▶ PROBLEM STATEMENT
Give every line again exactly as it appears, please, but not the pictures.

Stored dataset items
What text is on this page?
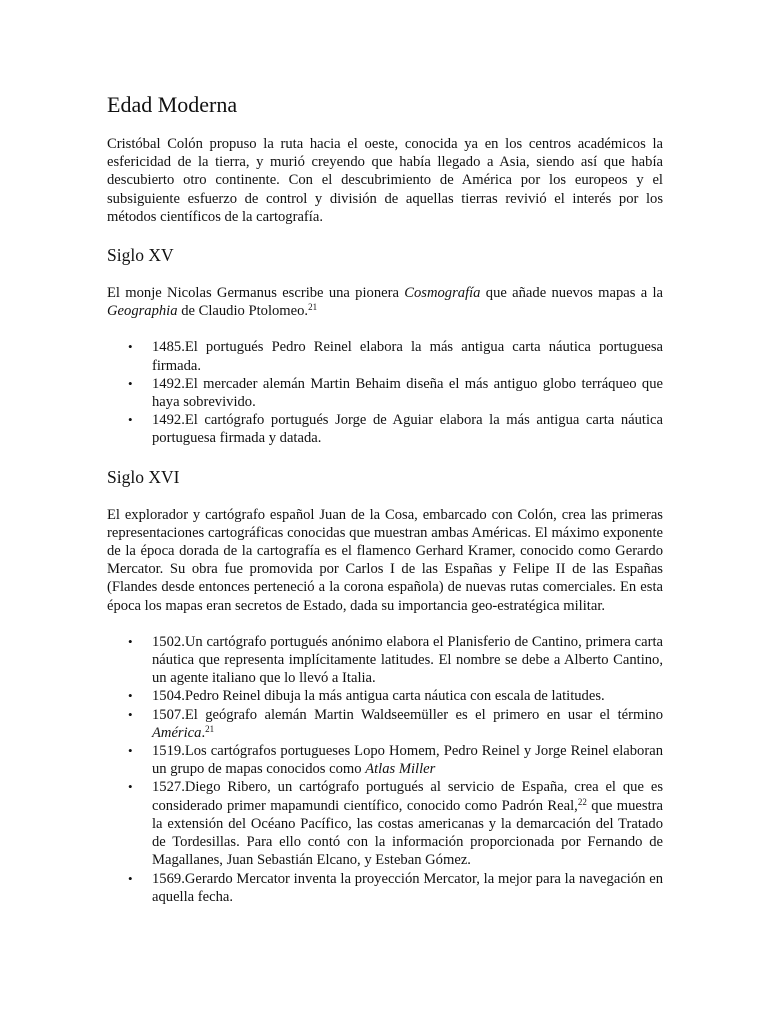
Edad Moderna

Cristóbal Colón propuso la ruta hacia el oeste, conocida ya en los centros académicos la esfericidad de la tierra, y murió creyendo que había llegado a Asia, siendo así que había descubierto otro continente. Con el descubrimiento de América por los europeos y el subsiguiente esfuerzo de control y división de aquellas tierras revivió el interés por los métodos científicos de la cartografía.

Siglo XV

El monje Nicolas Germanus escribe una pionera Cosmografía que añade nuevos mapas a la Geographia de Claudio Ptolomeo.$^{21}$

• 1485.El portugués Pedro Reinel elabora la más antigua carta náutica portuguesa firmada.
• 1492.El mercader alemán Martin Behaim diseña el más antiguo globo terráqueo que haya sobrevivido.
• 1492.El cartógrafo portugués Jorge de Aguiar elabora la más antigua carta náutica portuguesa firmada y datada.
Siglo XVI

El explorador y cartógrafo español Juan de la Cosa, embarcado con Colón, crea las primeras representaciones cartográficas conocidas que muestran ambas Américas. El máximo exponente de la época dorada de la cartografía es el flamenco Gerhard Kramer, conocido como Gerardo Mercator. Su obra fue promovida por Carlos I de las Españas y Felipe II de las Españas (Flandes desde entonces perteneció a la corona española) de nuevas rutas comerciales. En esta época los mapas eran secretos de Estado, dada su importancia geo-estratégica militar.

• 1502.Un cartógrafo portugués anónimo elabora el Planisferio de Cantino, primera carta náutica que representa implícitamente latitudes. El nombre se debe a Alberto Cantino, un agente italiano que lo llevó a Italia.
• 1504.Pedro Reinel dibuja la más antigua carta náutica con escala de latitudes.
• 1507.El geógrafo alemán Martin Waldseemüller es el primero en usar el término América.$^{21}$
• 1519.Los cartógrafos portugueses Lopo Homem, Pedro Reinel y Jorge Reinel elaboran un grupo de mapas conocidos como Atlas Miller
• 1527.Diego Ribero, un cartógrafo portugués al servicio de España, crea el que es considerado primer mapamundi científico, conocido como Padrón Real,$^{22}$ que muestra la extensión del Océano Pacífico, las costas americanas y la demarcación del Tratado de Tordesillas. Para ello contó con la información proporcionada por Fernando de Magallanes, Juan Sebastián Elcano, y Esteban Gómez.
• 1569.Gerardo Mercator inventa la proyección Mercator, la mejor para la navegación en aquella fecha.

▶ THE RESPONSE
What text is on this page?
Edad Moderna

Cristóbal Colón propuso la ruta hacia el oeste, conocida ya en los centros académicos la esfericidad de la tierra, y murió creyendo que había llegado a Asia, siendo así que había descubierto otro continente. Con el descubrimiento de América por los europeos y el subsiguiente esfuerzo de control y división de aquellas tierras revivió el interés por los métodos científicos de la cartografía.

Siglo XV

El monje Nicolas Germanus escribe una pionera Cosmografía que añade nuevos mapas a la Geographia de Claudio Ptolomeo.$^{21}$

• 1485.El portugués Pedro Reinel elabora la más antigua carta náutica portuguesa firmada.
• 1492.El mercader alemán Martin Behaim diseña el más antiguo globo terráqueo que haya sobrevivido.
• 1492.El cartógrafo portugués Jorge de Aguiar elabora la más antigua carta náutica portuguesa firmada y datada.
Siglo XVI

El explorador y cartógrafo español Juan de la Cosa, embarcado con Colón, crea las primeras representaciones cartográficas conocidas que muestran ambas Américas. El máximo exponente de la época dorada de la cartografía es el flamenco Gerhard Kramer, conocido como Gerardo Mercator. Su obra fue promovida por Carlos I de las Españas y Felipe II de las Españas (Flandes desde entonces perteneció a la corona española) de nuevas rutas comerciales. En esta época los mapas eran secretos de Estado, dada su importancia geo-estratégica militar.

• 1502.Un cartógrafo portugués anónimo elabora el Planisferio de Cantino, primera carta náutica que representa implícitamente latitudes. El nombre se debe a Alberto Cantino, un agente italiano que lo llevó a Italia.
• 1504.Pedro Reinel dibuja la más antigua carta náutica con escala de latitudes.
• 1507.El geógrafo alemán Martin Waldseemüller es el primero en usar el término América.$^{21}$
• 1519.Los cartógrafos portugueses Lopo Homem, Pedro Reinel y Jorge Reinel elaboran un grupo de mapas conocidos como Atlas Miller
• 1527.Diego Ribero, un cartógrafo portugués al servicio de España, crea el que es considerado primer mapamundi científico, conocido como Padrón Real,$^{22}$ que muestra la extensión del Océano Pacífico, las costas americanas y la demarcación del Tratado de Tordesillas. Para ello contó con la información proporcionada por Fernando de Magallanes, Juan Sebastián Elcano, y Esteban Gómez.
• 1569.Gerardo Mercator inventa la proyección Mercator, la mejor para la navegación en aquella fecha.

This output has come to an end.